(Extracted data entries)
━━━━━━━━━━━━━━━━━━━━━━━━━━━━━━

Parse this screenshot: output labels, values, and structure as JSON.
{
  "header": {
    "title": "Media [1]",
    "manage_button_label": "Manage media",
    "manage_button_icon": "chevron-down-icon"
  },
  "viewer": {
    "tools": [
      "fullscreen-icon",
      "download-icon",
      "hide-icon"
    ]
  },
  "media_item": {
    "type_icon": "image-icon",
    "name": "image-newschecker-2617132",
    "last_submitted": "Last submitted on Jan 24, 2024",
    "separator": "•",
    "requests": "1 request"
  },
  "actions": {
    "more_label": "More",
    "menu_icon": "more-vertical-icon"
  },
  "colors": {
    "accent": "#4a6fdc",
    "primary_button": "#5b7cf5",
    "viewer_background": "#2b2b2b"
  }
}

━━━━━━━━━━━━━━━━━━━━━━━━━━━━━━

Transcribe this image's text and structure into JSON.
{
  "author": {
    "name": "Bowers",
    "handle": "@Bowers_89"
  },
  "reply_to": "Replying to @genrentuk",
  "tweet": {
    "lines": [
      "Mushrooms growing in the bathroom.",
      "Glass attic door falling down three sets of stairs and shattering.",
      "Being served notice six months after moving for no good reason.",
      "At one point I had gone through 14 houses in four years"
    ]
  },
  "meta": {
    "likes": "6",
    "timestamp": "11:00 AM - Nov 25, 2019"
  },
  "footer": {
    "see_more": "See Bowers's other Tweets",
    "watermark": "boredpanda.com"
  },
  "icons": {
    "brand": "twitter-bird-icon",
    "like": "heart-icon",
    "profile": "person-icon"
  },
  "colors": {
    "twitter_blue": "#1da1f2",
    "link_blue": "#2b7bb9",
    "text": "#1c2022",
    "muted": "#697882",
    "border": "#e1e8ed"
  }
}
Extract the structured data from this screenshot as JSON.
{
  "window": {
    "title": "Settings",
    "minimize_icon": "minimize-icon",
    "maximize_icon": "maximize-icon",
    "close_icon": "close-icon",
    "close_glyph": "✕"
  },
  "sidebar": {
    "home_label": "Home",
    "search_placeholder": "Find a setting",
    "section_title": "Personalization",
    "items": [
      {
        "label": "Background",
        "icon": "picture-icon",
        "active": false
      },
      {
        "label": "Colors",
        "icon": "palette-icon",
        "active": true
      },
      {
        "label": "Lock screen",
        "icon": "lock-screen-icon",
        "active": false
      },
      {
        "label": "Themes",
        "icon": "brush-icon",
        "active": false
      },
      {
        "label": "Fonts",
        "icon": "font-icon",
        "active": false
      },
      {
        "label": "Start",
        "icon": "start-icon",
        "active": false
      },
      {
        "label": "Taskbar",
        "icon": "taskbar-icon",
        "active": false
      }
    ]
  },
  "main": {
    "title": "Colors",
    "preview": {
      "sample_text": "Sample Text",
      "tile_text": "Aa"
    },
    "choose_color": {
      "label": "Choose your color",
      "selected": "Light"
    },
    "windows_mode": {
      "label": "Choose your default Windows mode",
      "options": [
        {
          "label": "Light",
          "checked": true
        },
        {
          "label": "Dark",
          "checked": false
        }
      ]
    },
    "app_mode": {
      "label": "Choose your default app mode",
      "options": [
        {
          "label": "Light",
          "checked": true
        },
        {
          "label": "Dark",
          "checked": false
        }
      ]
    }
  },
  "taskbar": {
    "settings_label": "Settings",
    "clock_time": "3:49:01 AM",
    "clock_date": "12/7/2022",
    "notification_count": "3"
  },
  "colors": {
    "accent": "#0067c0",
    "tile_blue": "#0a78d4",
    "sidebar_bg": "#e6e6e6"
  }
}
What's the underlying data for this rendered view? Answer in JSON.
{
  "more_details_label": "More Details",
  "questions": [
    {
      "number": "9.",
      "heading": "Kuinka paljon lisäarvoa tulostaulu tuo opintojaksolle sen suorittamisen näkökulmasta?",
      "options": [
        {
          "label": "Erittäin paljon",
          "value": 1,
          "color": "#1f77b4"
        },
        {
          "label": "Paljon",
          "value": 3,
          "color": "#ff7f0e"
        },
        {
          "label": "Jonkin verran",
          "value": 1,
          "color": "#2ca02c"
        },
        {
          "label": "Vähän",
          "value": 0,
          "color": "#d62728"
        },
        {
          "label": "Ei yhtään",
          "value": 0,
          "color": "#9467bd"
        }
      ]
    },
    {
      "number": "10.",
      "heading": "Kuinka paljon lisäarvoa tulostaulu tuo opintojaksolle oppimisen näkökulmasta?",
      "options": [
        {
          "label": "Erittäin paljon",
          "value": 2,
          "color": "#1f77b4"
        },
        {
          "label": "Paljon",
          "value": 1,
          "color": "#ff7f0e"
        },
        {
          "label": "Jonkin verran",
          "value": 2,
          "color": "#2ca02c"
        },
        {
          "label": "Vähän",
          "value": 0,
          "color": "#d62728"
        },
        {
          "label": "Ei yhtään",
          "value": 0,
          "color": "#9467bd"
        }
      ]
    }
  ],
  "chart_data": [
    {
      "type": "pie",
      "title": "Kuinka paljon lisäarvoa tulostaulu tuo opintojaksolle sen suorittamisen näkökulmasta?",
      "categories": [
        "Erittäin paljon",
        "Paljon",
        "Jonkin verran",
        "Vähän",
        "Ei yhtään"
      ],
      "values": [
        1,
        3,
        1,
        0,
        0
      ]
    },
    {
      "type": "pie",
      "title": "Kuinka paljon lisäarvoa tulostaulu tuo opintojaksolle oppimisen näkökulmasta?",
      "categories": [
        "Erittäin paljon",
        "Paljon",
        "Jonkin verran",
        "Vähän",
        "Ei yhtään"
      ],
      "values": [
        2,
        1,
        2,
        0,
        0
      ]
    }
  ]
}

━━━━━━━━━━━━━━━━━━━━━━━━━━━━━━

● **Task to complete**
Search the listing for the word "Settings" and return each line that holds it.

● **Response to this exercise**
    "title": "Settings",
    "settings_label": "Settings",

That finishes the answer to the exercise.